→ WORK INSTRUCTIONS: Within the listing below, filter for "Received" and copy every matching line.

→ RAW DATA:
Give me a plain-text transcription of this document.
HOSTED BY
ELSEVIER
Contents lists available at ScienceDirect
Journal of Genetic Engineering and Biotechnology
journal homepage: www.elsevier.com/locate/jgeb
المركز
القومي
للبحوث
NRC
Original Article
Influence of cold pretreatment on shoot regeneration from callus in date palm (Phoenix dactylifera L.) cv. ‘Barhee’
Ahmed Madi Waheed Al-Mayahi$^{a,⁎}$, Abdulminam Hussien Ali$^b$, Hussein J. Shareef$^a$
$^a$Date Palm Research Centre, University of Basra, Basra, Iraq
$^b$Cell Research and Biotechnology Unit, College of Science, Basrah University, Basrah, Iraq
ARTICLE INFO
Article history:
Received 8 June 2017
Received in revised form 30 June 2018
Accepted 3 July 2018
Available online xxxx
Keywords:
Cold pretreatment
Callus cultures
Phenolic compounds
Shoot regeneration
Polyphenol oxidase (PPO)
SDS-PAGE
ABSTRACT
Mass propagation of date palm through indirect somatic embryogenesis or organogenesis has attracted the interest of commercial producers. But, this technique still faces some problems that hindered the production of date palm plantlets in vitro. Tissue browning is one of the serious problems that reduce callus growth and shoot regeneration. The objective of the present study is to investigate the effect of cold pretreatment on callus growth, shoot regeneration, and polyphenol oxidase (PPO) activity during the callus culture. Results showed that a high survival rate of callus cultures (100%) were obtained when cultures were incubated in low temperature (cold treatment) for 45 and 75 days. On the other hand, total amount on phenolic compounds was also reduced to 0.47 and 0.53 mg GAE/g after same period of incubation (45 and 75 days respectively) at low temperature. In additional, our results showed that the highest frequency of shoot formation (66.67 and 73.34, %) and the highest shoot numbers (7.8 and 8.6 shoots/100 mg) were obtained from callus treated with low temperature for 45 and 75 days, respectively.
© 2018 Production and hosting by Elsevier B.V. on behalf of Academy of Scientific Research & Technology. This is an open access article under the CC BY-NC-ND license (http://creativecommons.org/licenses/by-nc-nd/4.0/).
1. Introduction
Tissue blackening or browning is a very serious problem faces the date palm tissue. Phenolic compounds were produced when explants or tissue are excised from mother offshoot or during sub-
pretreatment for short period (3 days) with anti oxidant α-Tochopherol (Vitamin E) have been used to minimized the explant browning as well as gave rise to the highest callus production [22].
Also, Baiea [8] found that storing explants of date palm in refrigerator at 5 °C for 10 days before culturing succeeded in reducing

→ EXERCISE ANSWER:
Received 8 June 2017
Received in revised form 30 June 2018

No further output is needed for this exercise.